--- Start of Page excerpt ---

On the crypto front, the company recently received a letter from the Senate Banking Committee expressing concerns about the company’s crypto platform.
SoFi received its banking charter this year, following its acquisition of Golden Pacific Bancorp. There was a conflict regarding SoFi’s Digital Assets business unit. This is a cryptocurrency brokerage, which is not permitted for companies holding banking charters. Regulators gave the company two years to divest the crypto division.
The Senate’s letter focused on an expansion of the crypto platform.
It’s not necessarily the case that SoFi won’t get into compliance in the near future, nor is it clear that the crypto platform will have an adverse effect on revenue or earnings. But it’s a regulatory issue that’s hanging out there.
Time For A Rally?
Eventually, with any stock there comes a moment of capitulation that indicates a bottoming of price action.
SoFi shares advanced 5.92% Wednesday, closing at $4.83. The stock sank to a session low of $4.41 on Monday. Being only two days out from its low, it’s tough to get too excited about one day’s strong price action, particularly as SoFi was likely swept up in news pertaining to the Federal Reserve’s possible slowdown of interest-rate increases.
On the plus side, the “moderate-buy” rating may bode well, and signals institutional confidence in the stock going forward. The expected narrowing of losses is also encouraging.
On the negative side, selling has been accompanied by higher trading volume. In addition, other than on Wednesday, there’s been little enthusiasm to stop the bleeding. While it may seem enticing to start buying shares when a stock is trading well off its previous highs, that can often be a recipe for disaster.

--- End of Page excerpt ---
--- Start of Data rows ---

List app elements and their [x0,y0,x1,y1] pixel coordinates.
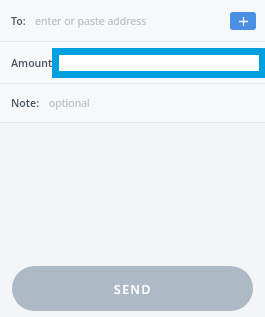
button[interactable]: Note: [0,84,265,122]
staticText: optional [49,96,256,110]
staticText: enter or paste address [35,14,230,28]
button[interactable]: SEND [12,266,253,311]
button[interactable]: Add recipient [230,12,256,30]
staticText: Note: [11,96,40,110]
button[interactable]: Amount: [0,42,265,83]
staticText: SEND [114,281,152,297]
staticText: Amount: [11,56,56,70]
button[interactable]: To: [0,0,265,41]
staticText: To: [11,14,26,28]
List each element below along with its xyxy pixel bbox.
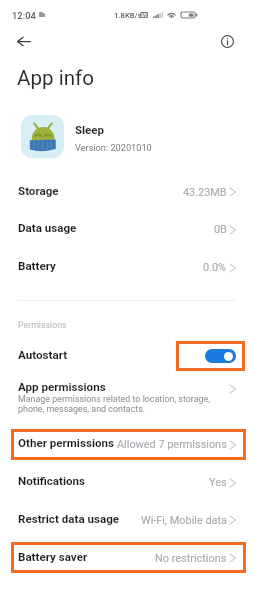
staticText: Allowed 7 permissions <box>117 438 227 451</box>
staticText: Data usage <box>18 221 77 235</box>
button[interactable] <box>11 175 246 212</box>
staticText: Yes <box>209 476 227 489</box>
button[interactable] <box>11 542 246 573</box>
staticText: Autostart <box>18 348 68 362</box>
staticText: Manage permissions related to location, … <box>18 394 210 415</box>
staticText: 43.23MB <box>183 186 227 199</box>
staticText: 0.0% <box>203 261 227 274</box>
button[interactable] <box>11 338 246 374</box>
staticText: Restrict data usage <box>18 512 120 526</box>
button[interactable] <box>11 374 246 424</box>
staticText: Battery saver <box>18 550 88 564</box>
staticText: Wi-Fi, Mobile data <box>141 514 227 527</box>
staticText: Permissions <box>18 320 67 330</box>
staticText: 0B <box>214 223 227 236</box>
button[interactable] <box>11 212 246 250</box>
staticText: No restrictions <box>155 552 227 565</box>
button[interactable]: Info <box>216 30 239 53</box>
staticText: App permissions <box>18 380 106 394</box>
button[interactable]: Autostart toggle <box>205 349 236 363</box>
button[interactable] <box>11 250 246 288</box>
staticText: Sleep <box>75 123 105 136</box>
button[interactable] <box>11 466 246 504</box>
staticText: Storage <box>18 184 59 198</box>
staticText: App info <box>17 66 94 90</box>
staticText: 12:04 <box>12 10 36 21</box>
staticText: Version: 20201010 <box>75 142 152 153</box>
staticText: Other permissions <box>18 436 114 450</box>
staticText: Notifications <box>18 474 86 488</box>
button[interactable] <box>11 429 246 460</box>
staticText: Battery <box>18 259 56 273</box>
staticText: 1.8KB/s <box>114 11 142 20</box>
button[interactable] <box>11 504 246 542</box>
button[interactable]: Back <box>12 30 35 53</box>
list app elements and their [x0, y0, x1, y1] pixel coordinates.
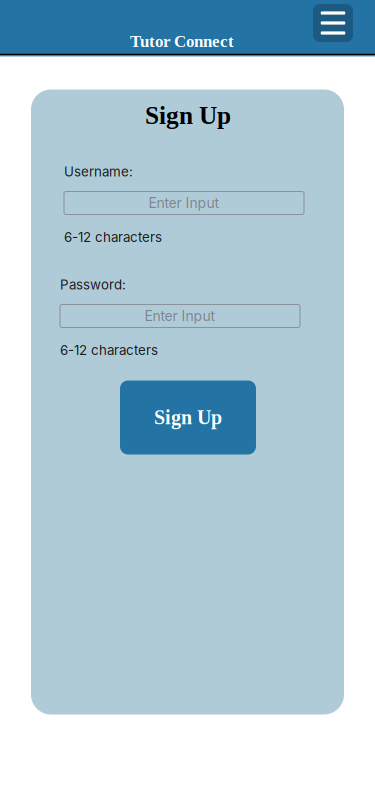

--- End of Data rows ---

Answer these questions from the SoFi excerpt, one per line:
(a) How long did regulators give the company to divest its crypto division?
(b) At what price did SoFi shares close on Wednesday?
(c) What has accompanied the selling in the stock?

Output of the task:
(a) Two years
(b) $4.83
(c) Higher trading volume